**Work to do:**
Gather up the lines with the word "DENIS" in them.

**Supplied entries:**
------------------------------------------------------------

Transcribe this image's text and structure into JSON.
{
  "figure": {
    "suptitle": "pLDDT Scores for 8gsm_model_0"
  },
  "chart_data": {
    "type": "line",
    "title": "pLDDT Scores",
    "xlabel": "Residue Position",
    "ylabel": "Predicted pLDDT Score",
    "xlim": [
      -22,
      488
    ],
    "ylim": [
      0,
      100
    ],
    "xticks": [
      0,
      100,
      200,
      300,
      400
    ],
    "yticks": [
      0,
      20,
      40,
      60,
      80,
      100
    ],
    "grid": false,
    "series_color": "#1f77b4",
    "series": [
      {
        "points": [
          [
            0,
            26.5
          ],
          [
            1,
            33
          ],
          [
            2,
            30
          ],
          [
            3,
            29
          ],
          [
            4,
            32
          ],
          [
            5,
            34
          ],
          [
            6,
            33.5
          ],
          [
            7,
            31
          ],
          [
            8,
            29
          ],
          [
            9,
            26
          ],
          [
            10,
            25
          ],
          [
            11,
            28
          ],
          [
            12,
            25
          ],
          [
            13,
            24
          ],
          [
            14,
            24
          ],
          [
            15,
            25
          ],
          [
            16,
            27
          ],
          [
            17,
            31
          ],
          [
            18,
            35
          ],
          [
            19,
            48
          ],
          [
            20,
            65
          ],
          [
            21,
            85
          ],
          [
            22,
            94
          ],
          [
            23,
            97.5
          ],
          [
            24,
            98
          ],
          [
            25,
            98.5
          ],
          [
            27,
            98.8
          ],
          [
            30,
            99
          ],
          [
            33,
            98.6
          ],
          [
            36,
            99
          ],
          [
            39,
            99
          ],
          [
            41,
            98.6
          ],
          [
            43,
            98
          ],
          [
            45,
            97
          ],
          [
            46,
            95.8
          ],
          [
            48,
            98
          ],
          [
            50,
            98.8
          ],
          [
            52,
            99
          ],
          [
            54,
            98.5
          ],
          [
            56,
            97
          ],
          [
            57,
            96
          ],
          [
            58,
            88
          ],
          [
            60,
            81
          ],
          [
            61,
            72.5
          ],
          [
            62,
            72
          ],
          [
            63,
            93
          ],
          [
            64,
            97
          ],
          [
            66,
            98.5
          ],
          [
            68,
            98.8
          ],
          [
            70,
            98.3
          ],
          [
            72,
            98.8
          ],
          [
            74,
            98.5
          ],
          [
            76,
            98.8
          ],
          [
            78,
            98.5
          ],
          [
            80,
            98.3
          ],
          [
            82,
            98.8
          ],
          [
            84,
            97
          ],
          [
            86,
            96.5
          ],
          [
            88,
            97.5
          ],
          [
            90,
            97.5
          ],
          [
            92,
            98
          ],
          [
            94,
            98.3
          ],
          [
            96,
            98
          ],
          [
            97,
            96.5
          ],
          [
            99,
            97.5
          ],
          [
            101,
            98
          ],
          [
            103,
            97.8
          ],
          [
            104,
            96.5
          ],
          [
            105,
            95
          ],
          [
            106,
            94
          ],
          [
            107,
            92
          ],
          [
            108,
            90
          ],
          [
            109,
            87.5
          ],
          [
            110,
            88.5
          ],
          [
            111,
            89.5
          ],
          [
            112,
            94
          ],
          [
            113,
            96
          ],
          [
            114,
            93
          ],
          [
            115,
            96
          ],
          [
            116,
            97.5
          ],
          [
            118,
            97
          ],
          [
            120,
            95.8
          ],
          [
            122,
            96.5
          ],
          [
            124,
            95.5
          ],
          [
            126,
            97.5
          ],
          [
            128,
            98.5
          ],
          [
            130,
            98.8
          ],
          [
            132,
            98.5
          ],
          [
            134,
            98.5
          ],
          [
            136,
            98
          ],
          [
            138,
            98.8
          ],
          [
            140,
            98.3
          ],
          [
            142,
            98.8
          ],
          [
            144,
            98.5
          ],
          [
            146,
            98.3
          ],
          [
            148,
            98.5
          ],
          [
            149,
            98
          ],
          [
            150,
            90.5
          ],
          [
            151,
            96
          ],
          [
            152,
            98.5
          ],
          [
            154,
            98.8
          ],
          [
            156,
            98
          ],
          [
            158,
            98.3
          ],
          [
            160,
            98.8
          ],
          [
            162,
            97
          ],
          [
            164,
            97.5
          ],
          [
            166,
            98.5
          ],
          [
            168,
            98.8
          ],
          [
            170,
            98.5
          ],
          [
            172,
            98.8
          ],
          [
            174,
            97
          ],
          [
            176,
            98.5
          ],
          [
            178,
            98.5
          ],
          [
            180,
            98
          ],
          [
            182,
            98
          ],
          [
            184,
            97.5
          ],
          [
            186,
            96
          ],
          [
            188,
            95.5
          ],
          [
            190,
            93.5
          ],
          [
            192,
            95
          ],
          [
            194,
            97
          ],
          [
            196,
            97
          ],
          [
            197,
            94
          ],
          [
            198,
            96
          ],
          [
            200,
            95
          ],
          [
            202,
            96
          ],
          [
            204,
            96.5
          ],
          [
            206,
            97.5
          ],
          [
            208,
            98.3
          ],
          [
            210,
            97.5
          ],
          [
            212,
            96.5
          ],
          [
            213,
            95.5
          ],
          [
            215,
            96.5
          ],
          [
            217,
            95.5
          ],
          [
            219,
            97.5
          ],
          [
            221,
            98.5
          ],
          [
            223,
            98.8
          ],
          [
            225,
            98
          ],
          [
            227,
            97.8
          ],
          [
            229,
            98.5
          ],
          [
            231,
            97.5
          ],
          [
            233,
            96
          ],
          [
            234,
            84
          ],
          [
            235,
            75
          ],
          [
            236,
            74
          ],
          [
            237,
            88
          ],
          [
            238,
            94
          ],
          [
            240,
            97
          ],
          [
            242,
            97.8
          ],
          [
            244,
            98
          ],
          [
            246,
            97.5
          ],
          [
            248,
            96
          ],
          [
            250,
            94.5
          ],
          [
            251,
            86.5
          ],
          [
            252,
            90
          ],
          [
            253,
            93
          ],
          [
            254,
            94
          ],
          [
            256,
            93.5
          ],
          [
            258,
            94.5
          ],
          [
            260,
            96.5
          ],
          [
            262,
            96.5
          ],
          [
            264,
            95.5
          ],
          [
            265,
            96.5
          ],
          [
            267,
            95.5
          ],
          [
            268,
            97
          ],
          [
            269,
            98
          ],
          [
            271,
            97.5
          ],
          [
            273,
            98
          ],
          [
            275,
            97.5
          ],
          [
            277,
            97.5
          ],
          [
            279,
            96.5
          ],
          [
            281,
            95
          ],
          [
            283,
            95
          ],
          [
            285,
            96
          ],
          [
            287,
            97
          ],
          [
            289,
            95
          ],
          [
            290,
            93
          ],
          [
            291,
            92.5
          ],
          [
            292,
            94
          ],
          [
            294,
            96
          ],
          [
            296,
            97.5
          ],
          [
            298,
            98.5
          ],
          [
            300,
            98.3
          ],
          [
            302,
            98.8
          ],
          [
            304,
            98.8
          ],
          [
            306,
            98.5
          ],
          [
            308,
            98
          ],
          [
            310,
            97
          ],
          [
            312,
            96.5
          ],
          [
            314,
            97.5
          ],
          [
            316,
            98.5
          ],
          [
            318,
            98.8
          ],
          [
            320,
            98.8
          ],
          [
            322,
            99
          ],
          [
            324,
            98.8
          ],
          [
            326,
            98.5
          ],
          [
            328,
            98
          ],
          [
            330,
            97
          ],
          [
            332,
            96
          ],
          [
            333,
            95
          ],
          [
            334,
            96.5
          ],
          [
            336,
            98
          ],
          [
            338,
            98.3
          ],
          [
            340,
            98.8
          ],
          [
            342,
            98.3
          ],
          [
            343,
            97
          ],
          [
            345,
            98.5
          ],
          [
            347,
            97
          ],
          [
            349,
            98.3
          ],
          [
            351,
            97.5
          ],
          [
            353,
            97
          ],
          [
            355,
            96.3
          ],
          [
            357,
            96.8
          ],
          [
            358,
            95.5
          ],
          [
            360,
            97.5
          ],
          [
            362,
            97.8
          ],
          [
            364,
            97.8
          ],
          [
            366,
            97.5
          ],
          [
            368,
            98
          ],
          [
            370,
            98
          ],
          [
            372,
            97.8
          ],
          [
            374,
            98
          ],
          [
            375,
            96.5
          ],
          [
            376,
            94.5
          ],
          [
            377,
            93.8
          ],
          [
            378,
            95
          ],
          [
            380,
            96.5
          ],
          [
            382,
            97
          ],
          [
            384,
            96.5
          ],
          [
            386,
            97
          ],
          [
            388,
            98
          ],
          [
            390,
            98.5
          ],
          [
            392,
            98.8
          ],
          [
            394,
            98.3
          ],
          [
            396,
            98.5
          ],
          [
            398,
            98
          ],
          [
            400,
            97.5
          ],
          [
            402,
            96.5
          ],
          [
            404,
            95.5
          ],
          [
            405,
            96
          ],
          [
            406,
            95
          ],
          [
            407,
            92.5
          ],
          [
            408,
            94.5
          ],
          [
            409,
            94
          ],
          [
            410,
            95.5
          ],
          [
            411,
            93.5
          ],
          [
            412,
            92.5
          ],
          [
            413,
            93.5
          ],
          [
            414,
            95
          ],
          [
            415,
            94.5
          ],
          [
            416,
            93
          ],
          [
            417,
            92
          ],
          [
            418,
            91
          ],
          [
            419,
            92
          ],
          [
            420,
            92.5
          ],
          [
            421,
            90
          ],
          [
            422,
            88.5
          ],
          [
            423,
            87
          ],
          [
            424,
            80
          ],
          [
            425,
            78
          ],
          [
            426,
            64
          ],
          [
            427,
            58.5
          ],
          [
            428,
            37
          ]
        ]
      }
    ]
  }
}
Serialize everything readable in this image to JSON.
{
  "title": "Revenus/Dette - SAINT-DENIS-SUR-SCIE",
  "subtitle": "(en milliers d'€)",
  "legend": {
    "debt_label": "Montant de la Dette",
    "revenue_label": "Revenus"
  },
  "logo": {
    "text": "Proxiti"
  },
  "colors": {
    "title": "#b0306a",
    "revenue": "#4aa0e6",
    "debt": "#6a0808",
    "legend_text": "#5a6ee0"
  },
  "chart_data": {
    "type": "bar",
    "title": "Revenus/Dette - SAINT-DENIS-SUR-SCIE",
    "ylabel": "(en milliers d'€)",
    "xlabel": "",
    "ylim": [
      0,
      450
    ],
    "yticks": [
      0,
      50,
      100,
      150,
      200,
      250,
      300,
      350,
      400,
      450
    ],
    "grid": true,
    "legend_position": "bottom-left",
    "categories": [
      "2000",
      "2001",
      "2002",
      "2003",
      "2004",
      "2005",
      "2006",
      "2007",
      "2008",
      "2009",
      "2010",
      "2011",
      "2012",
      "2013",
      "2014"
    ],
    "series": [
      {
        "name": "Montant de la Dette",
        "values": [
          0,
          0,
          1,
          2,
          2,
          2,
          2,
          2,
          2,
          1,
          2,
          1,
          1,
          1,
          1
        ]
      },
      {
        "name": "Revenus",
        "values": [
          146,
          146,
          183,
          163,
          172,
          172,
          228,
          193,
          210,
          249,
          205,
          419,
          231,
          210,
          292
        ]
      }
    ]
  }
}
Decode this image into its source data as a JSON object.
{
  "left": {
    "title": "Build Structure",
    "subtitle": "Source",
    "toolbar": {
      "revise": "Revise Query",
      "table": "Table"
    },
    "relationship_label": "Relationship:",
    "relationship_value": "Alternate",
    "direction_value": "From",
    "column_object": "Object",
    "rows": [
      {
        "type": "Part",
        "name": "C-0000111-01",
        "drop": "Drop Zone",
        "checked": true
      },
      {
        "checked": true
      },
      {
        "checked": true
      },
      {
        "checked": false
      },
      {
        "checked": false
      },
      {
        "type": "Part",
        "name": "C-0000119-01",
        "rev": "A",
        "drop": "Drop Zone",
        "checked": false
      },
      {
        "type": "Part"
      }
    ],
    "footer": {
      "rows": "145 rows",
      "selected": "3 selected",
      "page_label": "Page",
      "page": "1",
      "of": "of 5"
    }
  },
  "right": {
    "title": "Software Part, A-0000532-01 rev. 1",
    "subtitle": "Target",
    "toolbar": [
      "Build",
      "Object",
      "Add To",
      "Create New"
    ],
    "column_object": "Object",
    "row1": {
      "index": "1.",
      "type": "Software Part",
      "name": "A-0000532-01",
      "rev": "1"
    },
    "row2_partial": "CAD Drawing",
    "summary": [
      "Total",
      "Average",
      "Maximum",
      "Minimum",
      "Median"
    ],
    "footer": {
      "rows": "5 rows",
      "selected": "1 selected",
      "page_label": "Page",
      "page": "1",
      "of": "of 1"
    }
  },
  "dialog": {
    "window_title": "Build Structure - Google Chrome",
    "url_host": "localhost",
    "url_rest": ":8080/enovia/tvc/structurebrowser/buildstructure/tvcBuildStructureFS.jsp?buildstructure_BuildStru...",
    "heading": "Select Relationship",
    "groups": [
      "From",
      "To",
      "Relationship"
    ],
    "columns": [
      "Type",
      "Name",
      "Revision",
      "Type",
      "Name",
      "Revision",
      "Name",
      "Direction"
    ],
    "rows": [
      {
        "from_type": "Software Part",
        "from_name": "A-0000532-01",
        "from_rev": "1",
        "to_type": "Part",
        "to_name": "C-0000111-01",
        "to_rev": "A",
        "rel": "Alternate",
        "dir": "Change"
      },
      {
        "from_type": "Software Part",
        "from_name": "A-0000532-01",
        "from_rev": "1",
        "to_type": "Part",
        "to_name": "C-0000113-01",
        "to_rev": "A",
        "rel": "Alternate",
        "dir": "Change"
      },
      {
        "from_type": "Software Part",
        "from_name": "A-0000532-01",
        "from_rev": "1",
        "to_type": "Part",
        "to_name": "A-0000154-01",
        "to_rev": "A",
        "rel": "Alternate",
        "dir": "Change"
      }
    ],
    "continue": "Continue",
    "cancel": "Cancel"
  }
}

------------------------------------------------------------

**Response to the task:**
  "title": "Revenus/Dette - SAINT-DENIS-SUR-SCIE",
    "title": "Revenus/Dette - SAINT-DENIS-SUR-SCIE",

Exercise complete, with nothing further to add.